--- Start ---

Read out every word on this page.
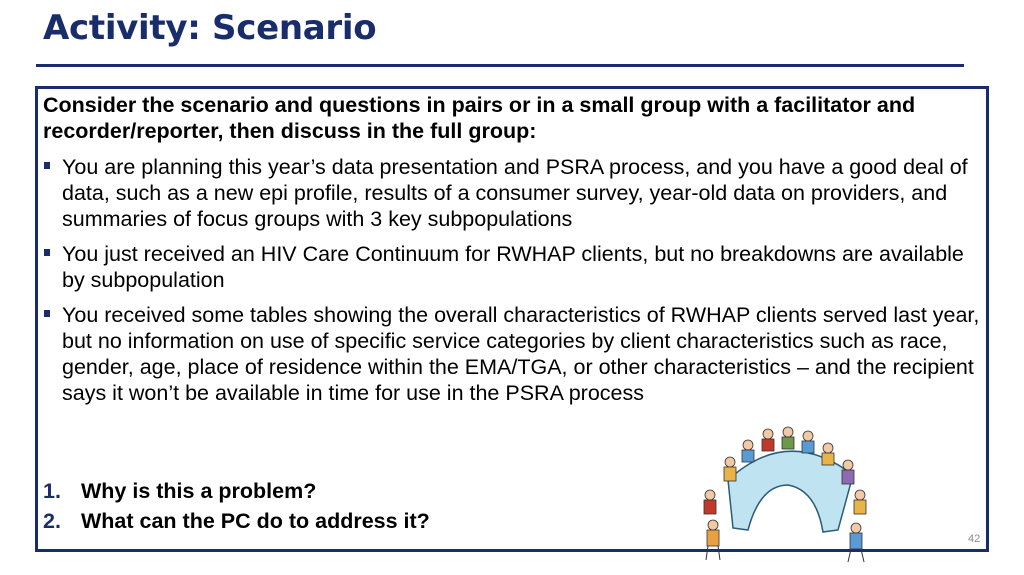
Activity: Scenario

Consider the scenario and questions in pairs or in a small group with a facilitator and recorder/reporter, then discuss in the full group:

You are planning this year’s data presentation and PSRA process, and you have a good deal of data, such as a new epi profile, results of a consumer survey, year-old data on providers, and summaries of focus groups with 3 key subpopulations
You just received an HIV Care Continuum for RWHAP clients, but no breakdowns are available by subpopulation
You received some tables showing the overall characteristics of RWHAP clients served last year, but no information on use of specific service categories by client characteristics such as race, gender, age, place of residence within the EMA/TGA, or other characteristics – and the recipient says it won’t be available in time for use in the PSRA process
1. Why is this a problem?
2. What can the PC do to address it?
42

--- End ---
--- Start ---

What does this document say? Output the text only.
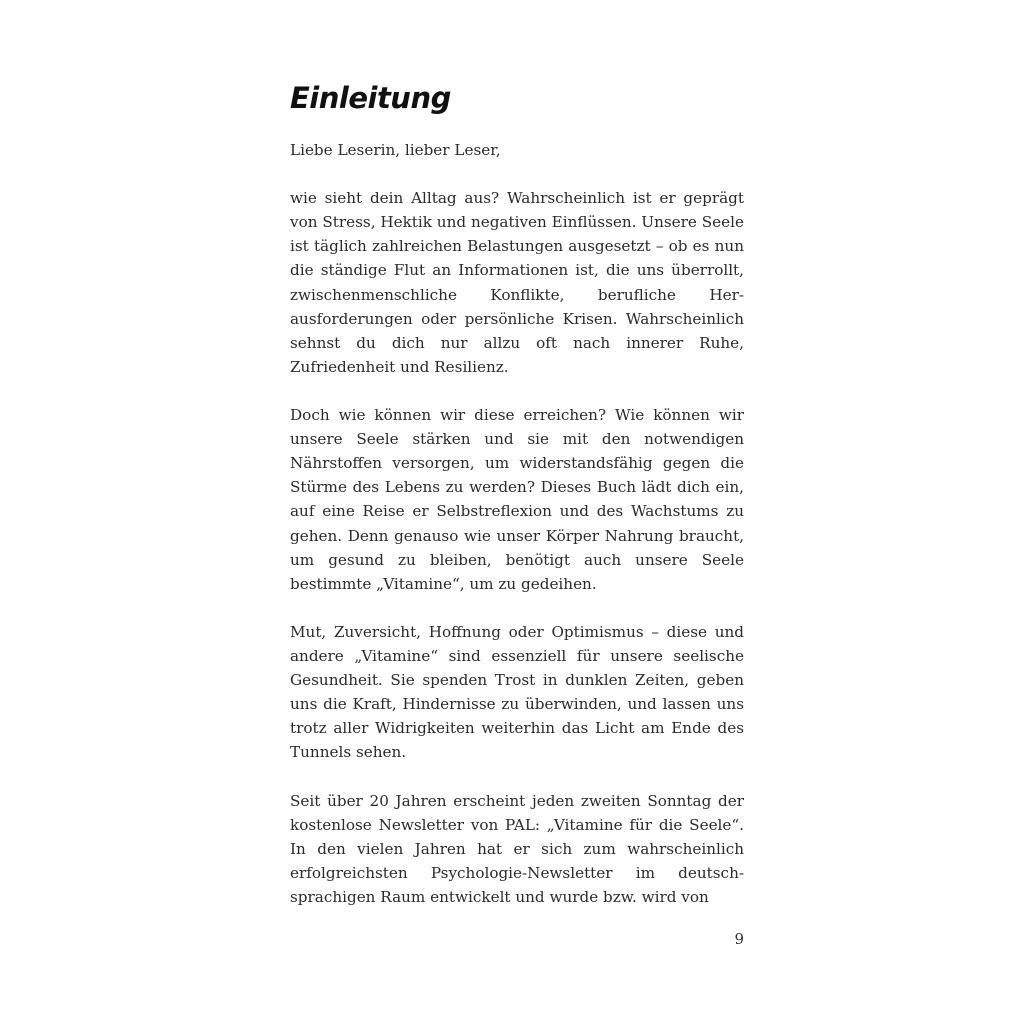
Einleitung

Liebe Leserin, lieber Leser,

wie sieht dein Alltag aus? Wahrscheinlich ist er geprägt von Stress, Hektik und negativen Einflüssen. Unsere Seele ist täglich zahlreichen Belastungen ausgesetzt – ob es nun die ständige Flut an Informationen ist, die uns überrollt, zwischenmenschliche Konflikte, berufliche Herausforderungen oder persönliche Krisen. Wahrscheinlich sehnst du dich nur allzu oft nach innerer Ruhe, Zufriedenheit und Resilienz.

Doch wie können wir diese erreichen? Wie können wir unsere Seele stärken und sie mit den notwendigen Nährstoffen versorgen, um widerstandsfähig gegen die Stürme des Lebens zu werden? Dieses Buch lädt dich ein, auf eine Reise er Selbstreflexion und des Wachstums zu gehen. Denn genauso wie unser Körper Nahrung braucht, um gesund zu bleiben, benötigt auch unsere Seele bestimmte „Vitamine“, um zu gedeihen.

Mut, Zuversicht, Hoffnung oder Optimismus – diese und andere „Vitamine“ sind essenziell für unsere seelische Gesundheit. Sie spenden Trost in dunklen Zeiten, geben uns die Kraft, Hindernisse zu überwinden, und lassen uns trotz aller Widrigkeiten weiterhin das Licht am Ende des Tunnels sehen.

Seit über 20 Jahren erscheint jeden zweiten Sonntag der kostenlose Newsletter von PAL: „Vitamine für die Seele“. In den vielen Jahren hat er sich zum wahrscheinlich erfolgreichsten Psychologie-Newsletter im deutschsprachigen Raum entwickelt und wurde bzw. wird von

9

--- End ---
--- Start ---

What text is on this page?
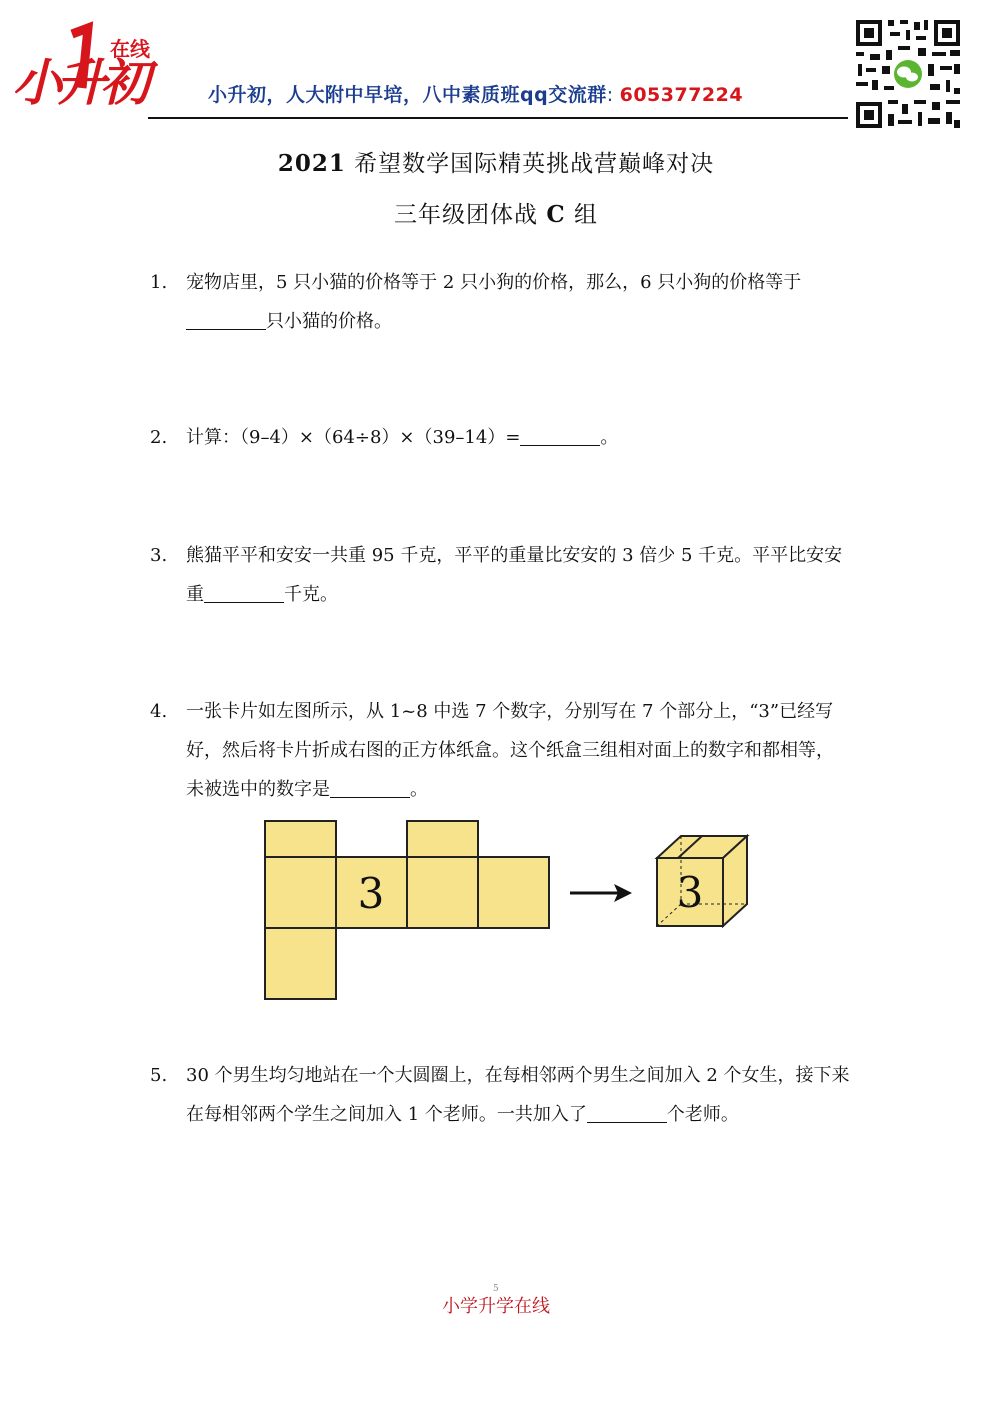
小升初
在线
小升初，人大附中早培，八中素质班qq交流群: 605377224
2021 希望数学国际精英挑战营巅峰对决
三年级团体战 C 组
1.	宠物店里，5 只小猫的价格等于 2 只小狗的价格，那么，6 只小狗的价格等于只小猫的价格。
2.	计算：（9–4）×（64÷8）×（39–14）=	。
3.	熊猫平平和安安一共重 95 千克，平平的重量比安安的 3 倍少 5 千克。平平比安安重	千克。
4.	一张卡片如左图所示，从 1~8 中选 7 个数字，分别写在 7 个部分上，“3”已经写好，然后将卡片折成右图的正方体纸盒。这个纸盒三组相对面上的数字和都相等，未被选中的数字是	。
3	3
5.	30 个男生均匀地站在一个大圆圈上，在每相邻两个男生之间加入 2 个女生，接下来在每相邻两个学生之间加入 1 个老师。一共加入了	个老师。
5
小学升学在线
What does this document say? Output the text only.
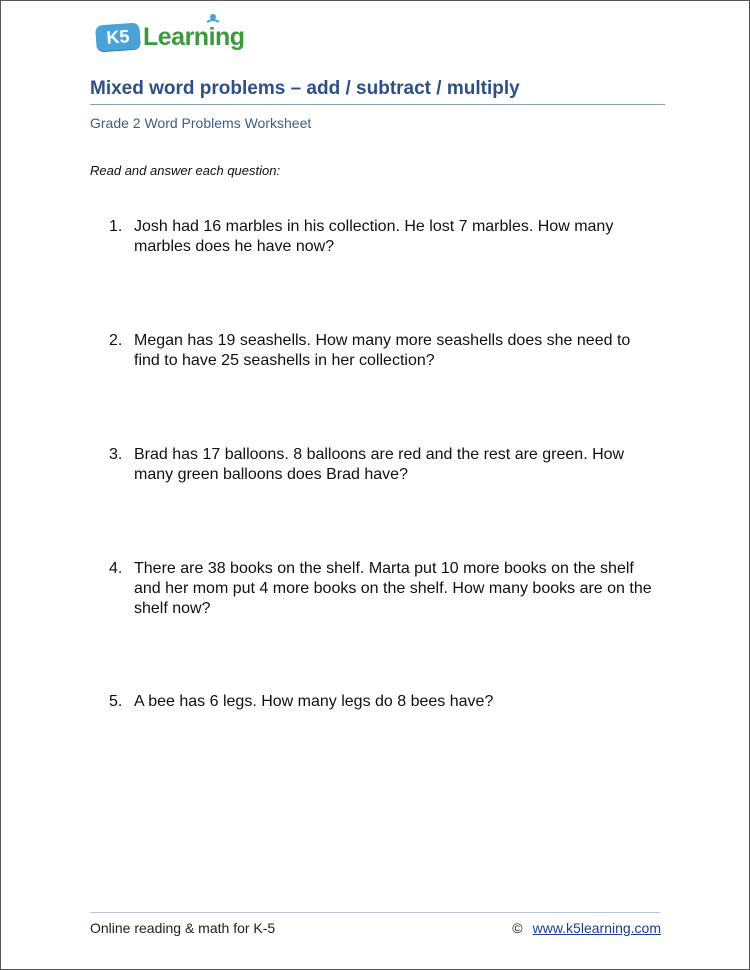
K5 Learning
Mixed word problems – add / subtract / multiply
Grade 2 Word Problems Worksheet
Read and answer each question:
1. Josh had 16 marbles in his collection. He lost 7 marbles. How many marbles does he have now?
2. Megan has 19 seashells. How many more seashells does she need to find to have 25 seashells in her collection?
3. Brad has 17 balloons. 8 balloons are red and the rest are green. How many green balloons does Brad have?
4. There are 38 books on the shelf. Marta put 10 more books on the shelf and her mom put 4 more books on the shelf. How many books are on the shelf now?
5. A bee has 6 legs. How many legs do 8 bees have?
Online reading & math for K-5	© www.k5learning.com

--- End ---

** Exercise task **
Only the number is wanted: how many lines in the data include the string "page"?

** Answer to this problem **
2